## What you need to do
Repeat the listing in full, exactly as it stands.

### Given information ###

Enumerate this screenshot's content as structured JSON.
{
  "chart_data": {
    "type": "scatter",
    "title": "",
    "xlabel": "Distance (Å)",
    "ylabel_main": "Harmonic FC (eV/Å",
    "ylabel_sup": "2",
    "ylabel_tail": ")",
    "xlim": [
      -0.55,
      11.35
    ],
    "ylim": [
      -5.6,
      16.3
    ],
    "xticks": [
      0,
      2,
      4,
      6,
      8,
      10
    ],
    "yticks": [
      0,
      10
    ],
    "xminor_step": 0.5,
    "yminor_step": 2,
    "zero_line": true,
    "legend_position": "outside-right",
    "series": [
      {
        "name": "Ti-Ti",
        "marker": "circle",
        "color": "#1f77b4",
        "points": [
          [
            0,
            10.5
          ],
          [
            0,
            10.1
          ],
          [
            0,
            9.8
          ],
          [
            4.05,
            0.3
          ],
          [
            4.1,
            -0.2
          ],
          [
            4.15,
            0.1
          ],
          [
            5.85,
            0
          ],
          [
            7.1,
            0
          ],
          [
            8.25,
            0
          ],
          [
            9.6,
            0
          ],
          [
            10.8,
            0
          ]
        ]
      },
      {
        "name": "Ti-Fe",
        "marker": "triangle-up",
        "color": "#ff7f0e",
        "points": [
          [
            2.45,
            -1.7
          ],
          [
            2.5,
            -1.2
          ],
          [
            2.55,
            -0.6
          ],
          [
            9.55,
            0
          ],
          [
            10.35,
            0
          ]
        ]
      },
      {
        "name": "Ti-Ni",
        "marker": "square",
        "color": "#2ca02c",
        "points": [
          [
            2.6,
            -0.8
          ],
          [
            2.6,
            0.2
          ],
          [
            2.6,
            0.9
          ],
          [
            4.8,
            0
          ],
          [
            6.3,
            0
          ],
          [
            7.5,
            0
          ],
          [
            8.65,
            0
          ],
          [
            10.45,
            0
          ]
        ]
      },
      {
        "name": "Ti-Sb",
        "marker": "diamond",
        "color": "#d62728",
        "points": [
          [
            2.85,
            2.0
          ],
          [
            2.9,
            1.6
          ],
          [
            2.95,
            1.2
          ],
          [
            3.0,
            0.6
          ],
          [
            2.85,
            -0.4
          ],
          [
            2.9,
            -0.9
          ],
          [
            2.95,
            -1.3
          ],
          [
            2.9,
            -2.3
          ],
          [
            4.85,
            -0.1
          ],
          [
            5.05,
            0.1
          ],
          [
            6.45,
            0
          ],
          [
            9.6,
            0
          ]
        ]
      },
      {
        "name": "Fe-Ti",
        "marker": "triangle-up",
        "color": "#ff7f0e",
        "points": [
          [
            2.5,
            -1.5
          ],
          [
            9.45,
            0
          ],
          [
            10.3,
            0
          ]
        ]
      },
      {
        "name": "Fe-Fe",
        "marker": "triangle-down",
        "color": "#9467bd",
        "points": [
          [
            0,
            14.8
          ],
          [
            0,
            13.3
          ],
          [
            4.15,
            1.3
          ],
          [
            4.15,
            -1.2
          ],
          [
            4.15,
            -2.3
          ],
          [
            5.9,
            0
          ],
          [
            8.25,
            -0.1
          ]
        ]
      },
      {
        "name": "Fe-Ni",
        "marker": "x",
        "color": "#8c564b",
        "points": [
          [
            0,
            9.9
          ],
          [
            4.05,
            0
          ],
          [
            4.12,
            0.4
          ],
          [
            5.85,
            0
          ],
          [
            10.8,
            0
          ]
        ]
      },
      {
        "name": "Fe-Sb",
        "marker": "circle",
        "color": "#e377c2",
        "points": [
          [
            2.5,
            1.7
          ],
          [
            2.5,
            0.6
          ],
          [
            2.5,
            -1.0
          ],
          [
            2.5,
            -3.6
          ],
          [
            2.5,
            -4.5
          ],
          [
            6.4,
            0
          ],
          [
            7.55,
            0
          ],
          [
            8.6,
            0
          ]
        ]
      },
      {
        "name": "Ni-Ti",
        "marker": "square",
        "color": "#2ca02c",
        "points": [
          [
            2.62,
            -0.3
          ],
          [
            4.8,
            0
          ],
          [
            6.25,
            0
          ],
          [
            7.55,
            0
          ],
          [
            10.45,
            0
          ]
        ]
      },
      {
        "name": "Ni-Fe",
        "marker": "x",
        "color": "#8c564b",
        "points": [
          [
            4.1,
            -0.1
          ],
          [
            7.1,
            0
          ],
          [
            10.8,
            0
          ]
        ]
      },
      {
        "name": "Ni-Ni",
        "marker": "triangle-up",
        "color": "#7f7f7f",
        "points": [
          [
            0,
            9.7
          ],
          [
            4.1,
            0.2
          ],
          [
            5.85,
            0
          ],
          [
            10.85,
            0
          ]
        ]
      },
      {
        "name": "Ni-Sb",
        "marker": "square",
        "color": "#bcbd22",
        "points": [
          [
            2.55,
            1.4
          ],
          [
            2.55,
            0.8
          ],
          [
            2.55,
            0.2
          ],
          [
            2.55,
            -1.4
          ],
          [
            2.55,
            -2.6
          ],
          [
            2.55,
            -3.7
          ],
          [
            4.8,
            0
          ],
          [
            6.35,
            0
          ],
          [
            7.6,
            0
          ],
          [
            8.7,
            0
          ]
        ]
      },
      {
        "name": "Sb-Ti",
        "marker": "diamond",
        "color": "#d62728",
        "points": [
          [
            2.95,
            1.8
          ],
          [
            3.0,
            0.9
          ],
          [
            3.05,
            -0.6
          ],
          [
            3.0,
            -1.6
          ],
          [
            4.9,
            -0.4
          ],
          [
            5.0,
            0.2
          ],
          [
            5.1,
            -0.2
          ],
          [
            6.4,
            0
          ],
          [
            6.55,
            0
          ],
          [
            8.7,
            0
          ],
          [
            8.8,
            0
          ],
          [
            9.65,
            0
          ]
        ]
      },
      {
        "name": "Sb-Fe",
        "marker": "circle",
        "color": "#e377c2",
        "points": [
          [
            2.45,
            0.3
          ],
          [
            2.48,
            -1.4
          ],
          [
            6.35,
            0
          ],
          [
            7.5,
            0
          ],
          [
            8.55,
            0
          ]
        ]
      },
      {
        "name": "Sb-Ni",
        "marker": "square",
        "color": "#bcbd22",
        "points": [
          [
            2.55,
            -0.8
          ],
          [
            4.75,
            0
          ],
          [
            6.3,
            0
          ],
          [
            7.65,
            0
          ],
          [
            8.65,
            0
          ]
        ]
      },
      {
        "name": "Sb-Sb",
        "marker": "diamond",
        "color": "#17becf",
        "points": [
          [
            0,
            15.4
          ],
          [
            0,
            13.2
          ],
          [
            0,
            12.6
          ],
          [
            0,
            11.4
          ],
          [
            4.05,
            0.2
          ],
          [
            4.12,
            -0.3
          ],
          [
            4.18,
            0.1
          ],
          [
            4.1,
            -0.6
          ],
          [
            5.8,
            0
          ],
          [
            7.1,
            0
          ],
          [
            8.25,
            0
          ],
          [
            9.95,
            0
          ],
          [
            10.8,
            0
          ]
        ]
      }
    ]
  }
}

###

## The result
Enumerate this screenshot's content as structured JSON.
{
  "chart_data": {
    "type": "scatter",
    "title": "",
    "xlabel": "Distance (Å)",
    "ylabel_main": "Harmonic FC (eV/Å",
    "ylabel_sup": "2",
    "ylabel_tail": ")",
    "xlim": [
      -0.55,
      11.35
    ],
    "ylim": [
      -5.6,
      16.3
    ],
    "xticks": [
      0,
      2,
      4,
      6,
      8,
      10
    ],
    "yticks": [
      0,
      10
    ],
    "xminor_step": 0.5,
    "yminor_step": 2,
    "zero_line": true,
    "legend_position": "outside-right",
    "series": [
      {
        "name": "Ti-Ti",
        "marker": "circle",
        "color": "#1f77b4",
        "points": [
          [
            0,
            10.5
          ],
          [
            0,
            10.1
          ],
          [
            0,
            9.8
          ],
          [
            4.05,
            0.3
          ],
          [
            4.1,
            -0.2
          ],
          [
            4.15,
            0.1
          ],
          [
            5.85,
            0
          ],
          [
            7.1,
            0
          ],
          [
            8.25,
            0
          ],
          [
            9.6,
            0
          ],
          [
            10.8,
            0
          ]
        ]
      },
      {
        "name": "Ti-Fe",
        "marker": "triangle-up",
        "color": "#ff7f0e",
        "points": [
          [
            2.45,
            -1.7
          ],
          [
            2.5,
            -1.2
          ],
          [
            2.55,
            -0.6
          ],
          [
            9.55,
            0
          ],
          [
            10.35,
            0
          ]
        ]
      },
      {
        "name": "Ti-Ni",
        "marker": "square",
        "color": "#2ca02c",
        "points": [
          [
            2.6,
            -0.8
          ],
          [
            2.6,
            0.2
          ],
          [
            2.6,
            0.9
          ],
          [
            4.8,
            0
          ],
          [
            6.3,
            0
          ],
          [
            7.5,
            0
          ],
          [
            8.65,
            0
          ],
          [
            10.45,
            0
          ]
        ]
      },
      {
        "name": "Ti-Sb",
        "marker": "diamond",
        "color": "#d62728",
        "points": [
          [
            2.85,
            2.0
          ],
          [
            2.9,
            1.6
          ],
          [
            2.95,
            1.2
          ],
          [
            3.0,
            0.6
          ],
          [
            2.85,
            -0.4
          ],
          [
            2.9,
            -0.9
          ],
          [
            2.95,
            -1.3
          ],
          [
            2.9,
            -2.3
          ],
          [
            4.85,
            -0.1
          ],
          [
            5.05,
            0.1
          ],
          [
            6.45,
            0
          ],
          [
            9.6,
            0
          ]
        ]
      },
      {
        "name": "Fe-Ti",
        "marker": "triangle-up",
        "color": "#ff7f0e",
        "points": [
          [
            2.5,
            -1.5
          ],
          [
            9.45,
            0
          ],
          [
            10.3,
            0
          ]
        ]
      },
      {
        "name": "Fe-Fe",
        "marker": "triangle-down",
        "color": "#9467bd",
        "points": [
          [
            0,
            14.8
          ],
          [
            0,
            13.3
          ],
          [
            4.15,
            1.3
          ],
          [
            4.15,
            -1.2
          ],
          [
            4.15,
            -2.3
          ],
          [
            5.9,
            0
          ],
          [
            8.25,
            -0.1
          ]
        ]
      },
      {
        "name": "Fe-Ni",
        "marker": "x",
        "color": "#8c564b",
        "points": [
          [
            0,
            9.9
          ],
          [
            4.05,
            0
          ],
          [
            4.12,
            0.4
          ],
          [
            5.85,
            0
          ],
          [
            10.8,
            0
          ]
        ]
      },
      {
        "name": "Fe-Sb",
        "marker": "circle",
        "color": "#e377c2",
        "points": [
          [
            2.5,
            1.7
          ],
          [
            2.5,
            0.6
          ],
          [
            2.5,
            -1.0
          ],
          [
            2.5,
            -3.6
          ],
          [
            2.5,
            -4.5
          ],
          [
            6.4,
            0
          ],
          [
            7.55,
            0
          ],
          [
            8.6,
            0
          ]
        ]
      },
      {
        "name": "Ni-Ti",
        "marker": "square",
        "color": "#2ca02c",
        "points": [
          [
            2.62,
            -0.3
          ],
          [
            4.8,
            0
          ],
          [
            6.25,
            0
          ],
          [
            7.55,
            0
          ],
          [
            10.45,
            0
          ]
        ]
      },
      {
        "name": "Ni-Fe",
        "marker": "x",
        "color": "#8c564b",
        "points": [
          [
            4.1,
            -0.1
          ],
          [
            7.1,
            0
          ],
          [
            10.8,
            0
          ]
        ]
      },
      {
        "name": "Ni-Ni",
        "marker": "triangle-up",
        "color": "#7f7f7f",
        "points": [
          [
            0,
            9.7
          ],
          [
            4.1,
            0.2
          ],
          [
            5.85,
            0
          ],
          [
            10.85,
            0
          ]
        ]
      },
      {
        "name": "Ni-Sb",
        "marker": "square",
        "color": "#bcbd22",
        "points": [
          [
            2.55,
            1.4
          ],
          [
            2.55,
            0.8
          ],
          [
            2.55,
            0.2
          ],
          [
            2.55,
            -1.4
          ],
          [
            2.55,
            -2.6
          ],
          [
            2.55,
            -3.7
          ],
          [
            4.8,
            0
          ],
          [
            6.35,
            0
          ],
          [
            7.6,
            0
          ],
          [
            8.7,
            0
          ]
        ]
      },
      {
        "name": "Sb-Ti",
        "marker": "diamond",
        "color": "#d62728",
        "points": [
          [
            2.95,
            1.8
          ],
          [
            3.0,
            0.9
          ],
          [
            3.05,
            -0.6
          ],
          [
            3.0,
            -1.6
          ],
          [
            4.9,
            -0.4
          ],
          [
            5.0,
            0.2
          ],
          [
            5.1,
            -0.2
          ],
          [
            6.4,
            0
          ],
          [
            6.55,
            0
          ],
          [
            8.7,
            0
          ],
          [
            8.8,
            0
          ],
          [
            9.65,
            0
          ]
        ]
      },
      {
        "name": "Sb-Fe",
        "marker": "circle",
        "color": "#e377c2",
        "points": [
          [
            2.45,
            0.3
          ],
          [
            2.48,
            -1.4
          ],
          [
            6.35,
            0
          ],
          [
            7.5,
            0
          ],
          [
            8.55,
            0
          ]
        ]
      },
      {
        "name": "Sb-Ni",
        "marker": "square",
        "color": "#bcbd22",
        "points": [
          [
            2.55,
            -0.8
          ],
          [
            4.75,
            0
          ],
          [
            6.3,
            0
          ],
          [
            7.65,
            0
          ],
          [
            8.65,
            0
          ]
        ]
      },
      {
        "name": "Sb-Sb",
        "marker": "diamond",
        "color": "#17becf",
        "points": [
          [
            0,
            15.4
          ],
          [
            0,
            13.2
          ],
          [
            0,
            12.6
          ],
          [
            0,
            11.4
          ],
          [
            4.05,
            0.2
          ],
          [
            4.12,
            -0.3
          ],
          [
            4.18,
            0.1
          ],
          [
            4.1,
            -0.6
          ],
          [
            5.8,
            0
          ],
          [
            7.1,
            0
          ],
          [
            8.25,
            0
          ],
          [
            9.95,
            0
          ],
          [
            10.8,
            0
          ]
        ]
      }
    ]
  }
}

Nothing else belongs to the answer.